Single out each line with the word "labels" and copy it.

-- Start --

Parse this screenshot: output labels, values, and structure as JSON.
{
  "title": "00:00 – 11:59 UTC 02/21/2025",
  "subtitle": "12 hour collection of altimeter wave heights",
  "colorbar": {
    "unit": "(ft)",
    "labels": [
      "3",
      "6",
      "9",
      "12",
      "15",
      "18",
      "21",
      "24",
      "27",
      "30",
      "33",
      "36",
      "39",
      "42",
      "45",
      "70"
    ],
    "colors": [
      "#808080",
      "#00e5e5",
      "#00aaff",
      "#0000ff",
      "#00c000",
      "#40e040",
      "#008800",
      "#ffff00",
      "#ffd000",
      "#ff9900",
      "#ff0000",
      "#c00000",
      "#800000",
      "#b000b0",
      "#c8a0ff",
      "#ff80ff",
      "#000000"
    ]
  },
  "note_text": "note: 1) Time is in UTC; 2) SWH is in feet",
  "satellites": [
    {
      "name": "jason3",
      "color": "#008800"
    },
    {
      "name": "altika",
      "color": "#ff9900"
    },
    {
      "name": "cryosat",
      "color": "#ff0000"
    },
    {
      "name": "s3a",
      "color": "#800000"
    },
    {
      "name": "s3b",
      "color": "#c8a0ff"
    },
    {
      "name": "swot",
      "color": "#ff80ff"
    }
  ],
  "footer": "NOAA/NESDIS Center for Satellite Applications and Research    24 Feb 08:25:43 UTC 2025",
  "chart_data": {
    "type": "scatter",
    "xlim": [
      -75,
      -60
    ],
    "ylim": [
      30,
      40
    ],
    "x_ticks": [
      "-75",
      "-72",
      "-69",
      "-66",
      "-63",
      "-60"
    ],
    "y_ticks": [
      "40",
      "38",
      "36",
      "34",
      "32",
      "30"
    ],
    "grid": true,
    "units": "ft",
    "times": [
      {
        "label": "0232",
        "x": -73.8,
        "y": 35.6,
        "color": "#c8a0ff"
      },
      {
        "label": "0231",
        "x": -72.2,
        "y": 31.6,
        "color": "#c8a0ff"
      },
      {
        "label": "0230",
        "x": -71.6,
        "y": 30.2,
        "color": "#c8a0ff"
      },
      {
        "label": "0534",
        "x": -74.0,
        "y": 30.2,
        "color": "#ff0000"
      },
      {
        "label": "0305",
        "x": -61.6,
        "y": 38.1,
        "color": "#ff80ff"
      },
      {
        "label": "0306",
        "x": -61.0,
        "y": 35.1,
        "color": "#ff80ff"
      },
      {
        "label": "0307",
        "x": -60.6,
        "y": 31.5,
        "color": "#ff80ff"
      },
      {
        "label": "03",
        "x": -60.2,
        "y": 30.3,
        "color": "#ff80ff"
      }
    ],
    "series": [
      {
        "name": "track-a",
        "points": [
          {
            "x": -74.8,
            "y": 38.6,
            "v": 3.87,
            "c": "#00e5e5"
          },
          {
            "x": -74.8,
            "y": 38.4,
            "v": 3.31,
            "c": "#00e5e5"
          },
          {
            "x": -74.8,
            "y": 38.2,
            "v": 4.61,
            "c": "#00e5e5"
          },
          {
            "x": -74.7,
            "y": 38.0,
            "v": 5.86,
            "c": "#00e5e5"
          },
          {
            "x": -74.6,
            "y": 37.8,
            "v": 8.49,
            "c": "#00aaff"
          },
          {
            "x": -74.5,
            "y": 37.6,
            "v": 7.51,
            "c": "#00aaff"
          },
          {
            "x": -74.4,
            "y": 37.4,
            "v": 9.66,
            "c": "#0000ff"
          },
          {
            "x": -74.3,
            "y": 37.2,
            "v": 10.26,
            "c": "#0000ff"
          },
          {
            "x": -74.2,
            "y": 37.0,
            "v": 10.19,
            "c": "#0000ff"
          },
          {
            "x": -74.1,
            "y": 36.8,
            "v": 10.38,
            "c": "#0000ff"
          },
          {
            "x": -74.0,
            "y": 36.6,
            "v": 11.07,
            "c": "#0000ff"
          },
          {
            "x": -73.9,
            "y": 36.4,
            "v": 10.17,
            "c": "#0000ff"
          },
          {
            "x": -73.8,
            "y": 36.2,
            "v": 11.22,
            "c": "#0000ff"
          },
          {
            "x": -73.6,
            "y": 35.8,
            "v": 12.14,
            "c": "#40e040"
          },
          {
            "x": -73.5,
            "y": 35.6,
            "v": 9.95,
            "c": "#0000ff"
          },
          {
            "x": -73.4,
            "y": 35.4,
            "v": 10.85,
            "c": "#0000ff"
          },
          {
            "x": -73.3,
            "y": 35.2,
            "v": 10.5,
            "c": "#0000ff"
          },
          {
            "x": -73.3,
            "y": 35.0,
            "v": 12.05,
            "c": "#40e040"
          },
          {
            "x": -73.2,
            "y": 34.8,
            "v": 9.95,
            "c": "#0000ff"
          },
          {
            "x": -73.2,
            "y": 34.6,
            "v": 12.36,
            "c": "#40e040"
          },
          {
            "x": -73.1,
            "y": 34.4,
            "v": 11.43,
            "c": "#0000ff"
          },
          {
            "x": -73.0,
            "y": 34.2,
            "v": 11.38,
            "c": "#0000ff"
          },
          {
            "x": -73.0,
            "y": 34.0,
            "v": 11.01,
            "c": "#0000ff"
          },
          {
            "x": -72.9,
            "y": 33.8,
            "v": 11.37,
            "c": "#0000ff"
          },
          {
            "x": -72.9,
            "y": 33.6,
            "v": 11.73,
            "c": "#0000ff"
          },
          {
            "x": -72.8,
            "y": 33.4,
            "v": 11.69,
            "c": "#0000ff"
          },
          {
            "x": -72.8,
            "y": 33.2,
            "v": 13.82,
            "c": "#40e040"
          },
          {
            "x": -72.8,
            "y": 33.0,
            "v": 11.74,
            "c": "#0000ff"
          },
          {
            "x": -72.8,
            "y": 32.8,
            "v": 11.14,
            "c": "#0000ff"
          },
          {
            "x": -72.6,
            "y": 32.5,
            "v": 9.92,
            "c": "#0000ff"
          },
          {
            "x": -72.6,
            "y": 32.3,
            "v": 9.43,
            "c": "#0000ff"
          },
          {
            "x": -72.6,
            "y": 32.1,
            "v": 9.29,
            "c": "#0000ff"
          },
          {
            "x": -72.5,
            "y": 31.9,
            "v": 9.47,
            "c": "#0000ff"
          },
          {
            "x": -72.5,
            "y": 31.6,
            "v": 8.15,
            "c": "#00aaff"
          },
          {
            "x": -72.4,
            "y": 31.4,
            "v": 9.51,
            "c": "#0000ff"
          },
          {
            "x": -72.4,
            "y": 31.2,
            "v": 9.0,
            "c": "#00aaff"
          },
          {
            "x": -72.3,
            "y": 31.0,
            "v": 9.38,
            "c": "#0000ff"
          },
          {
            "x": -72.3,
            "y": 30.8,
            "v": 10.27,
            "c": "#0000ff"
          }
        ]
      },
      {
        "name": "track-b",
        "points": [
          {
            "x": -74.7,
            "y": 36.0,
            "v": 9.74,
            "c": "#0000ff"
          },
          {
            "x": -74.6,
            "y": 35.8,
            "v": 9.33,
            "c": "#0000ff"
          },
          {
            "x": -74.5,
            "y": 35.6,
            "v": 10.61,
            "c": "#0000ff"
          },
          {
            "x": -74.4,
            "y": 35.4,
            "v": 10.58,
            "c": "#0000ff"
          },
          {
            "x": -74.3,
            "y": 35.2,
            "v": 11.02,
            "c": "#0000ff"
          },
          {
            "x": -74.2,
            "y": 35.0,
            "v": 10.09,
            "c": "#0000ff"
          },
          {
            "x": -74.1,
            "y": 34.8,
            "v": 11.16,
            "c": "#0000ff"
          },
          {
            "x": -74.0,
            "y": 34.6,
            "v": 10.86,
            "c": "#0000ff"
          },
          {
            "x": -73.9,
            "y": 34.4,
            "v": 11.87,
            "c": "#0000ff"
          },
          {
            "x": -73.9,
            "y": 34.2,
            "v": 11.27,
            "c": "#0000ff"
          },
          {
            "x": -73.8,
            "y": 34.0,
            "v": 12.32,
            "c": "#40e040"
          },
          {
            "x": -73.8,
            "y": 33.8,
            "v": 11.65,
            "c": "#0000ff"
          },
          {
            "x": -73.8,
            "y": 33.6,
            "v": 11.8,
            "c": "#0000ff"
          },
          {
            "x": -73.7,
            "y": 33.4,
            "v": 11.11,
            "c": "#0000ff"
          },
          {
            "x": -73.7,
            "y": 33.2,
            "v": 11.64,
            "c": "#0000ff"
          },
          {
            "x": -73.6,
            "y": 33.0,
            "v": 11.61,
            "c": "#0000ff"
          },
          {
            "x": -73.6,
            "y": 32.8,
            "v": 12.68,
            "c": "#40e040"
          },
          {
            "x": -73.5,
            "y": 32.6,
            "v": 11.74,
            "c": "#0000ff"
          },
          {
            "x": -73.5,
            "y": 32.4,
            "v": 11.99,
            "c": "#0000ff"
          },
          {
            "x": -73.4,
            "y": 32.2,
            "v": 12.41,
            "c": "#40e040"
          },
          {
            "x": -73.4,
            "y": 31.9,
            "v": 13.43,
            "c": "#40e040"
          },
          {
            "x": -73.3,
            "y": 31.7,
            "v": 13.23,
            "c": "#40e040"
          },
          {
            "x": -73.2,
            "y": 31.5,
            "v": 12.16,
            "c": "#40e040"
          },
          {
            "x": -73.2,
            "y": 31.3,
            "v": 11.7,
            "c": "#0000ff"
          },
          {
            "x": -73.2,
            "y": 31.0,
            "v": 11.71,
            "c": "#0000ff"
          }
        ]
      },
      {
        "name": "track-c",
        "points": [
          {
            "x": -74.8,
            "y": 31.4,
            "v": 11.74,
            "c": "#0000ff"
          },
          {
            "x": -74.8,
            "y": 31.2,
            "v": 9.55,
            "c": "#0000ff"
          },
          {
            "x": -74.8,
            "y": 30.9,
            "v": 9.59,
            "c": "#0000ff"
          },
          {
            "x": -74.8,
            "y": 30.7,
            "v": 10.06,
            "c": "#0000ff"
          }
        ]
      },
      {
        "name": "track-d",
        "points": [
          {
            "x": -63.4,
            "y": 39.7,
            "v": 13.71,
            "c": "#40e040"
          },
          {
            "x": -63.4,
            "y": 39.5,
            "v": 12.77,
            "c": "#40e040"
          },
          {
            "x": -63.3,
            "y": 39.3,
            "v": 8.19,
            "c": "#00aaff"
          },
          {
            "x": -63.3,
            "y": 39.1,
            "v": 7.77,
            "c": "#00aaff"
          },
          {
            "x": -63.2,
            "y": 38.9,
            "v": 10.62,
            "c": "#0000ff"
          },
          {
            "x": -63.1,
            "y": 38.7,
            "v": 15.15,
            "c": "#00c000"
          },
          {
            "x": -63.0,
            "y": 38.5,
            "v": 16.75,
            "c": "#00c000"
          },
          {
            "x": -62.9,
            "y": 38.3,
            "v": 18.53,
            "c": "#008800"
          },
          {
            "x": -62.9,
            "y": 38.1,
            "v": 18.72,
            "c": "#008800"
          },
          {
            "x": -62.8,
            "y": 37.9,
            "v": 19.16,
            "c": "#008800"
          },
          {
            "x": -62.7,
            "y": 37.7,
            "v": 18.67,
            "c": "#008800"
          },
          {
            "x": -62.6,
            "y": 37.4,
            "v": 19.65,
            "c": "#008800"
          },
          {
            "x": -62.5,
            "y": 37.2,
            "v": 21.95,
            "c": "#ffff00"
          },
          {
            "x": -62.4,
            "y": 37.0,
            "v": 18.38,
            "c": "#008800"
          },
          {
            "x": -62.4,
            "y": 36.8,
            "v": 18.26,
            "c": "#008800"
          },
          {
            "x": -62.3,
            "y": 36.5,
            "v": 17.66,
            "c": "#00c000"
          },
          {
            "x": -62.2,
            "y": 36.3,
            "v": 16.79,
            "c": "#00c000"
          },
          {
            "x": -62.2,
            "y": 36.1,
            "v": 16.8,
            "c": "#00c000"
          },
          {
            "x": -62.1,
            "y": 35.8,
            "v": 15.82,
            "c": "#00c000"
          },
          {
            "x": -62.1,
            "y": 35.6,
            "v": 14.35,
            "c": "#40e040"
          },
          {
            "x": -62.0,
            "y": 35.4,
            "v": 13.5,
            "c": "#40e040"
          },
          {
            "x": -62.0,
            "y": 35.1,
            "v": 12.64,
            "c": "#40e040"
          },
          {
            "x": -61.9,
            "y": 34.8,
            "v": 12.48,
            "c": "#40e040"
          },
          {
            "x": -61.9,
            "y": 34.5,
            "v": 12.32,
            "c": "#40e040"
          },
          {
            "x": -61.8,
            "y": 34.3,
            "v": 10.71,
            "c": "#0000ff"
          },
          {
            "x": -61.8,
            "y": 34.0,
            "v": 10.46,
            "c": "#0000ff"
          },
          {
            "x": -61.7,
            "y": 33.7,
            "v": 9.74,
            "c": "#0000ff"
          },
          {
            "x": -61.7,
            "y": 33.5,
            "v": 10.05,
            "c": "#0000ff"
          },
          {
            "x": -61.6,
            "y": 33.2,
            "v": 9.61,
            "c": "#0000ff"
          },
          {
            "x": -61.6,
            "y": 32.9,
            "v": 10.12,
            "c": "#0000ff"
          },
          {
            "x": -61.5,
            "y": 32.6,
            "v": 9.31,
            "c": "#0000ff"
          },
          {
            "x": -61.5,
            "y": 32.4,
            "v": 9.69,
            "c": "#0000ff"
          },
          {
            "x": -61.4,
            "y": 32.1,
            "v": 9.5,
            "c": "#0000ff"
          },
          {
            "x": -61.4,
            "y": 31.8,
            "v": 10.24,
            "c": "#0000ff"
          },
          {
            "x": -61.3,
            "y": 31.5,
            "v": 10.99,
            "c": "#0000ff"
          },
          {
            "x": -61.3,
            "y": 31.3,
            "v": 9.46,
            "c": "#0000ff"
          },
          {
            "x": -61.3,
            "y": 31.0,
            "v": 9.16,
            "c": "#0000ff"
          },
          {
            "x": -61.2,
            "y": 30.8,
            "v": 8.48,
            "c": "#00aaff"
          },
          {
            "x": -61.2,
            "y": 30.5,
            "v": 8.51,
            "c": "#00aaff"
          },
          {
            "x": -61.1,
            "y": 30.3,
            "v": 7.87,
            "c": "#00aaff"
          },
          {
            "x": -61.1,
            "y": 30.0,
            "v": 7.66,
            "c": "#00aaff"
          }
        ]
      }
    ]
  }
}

-- End --

Result of the task:
Parse this screenshot: output labels, values, and structure as JSON.
    "labels": [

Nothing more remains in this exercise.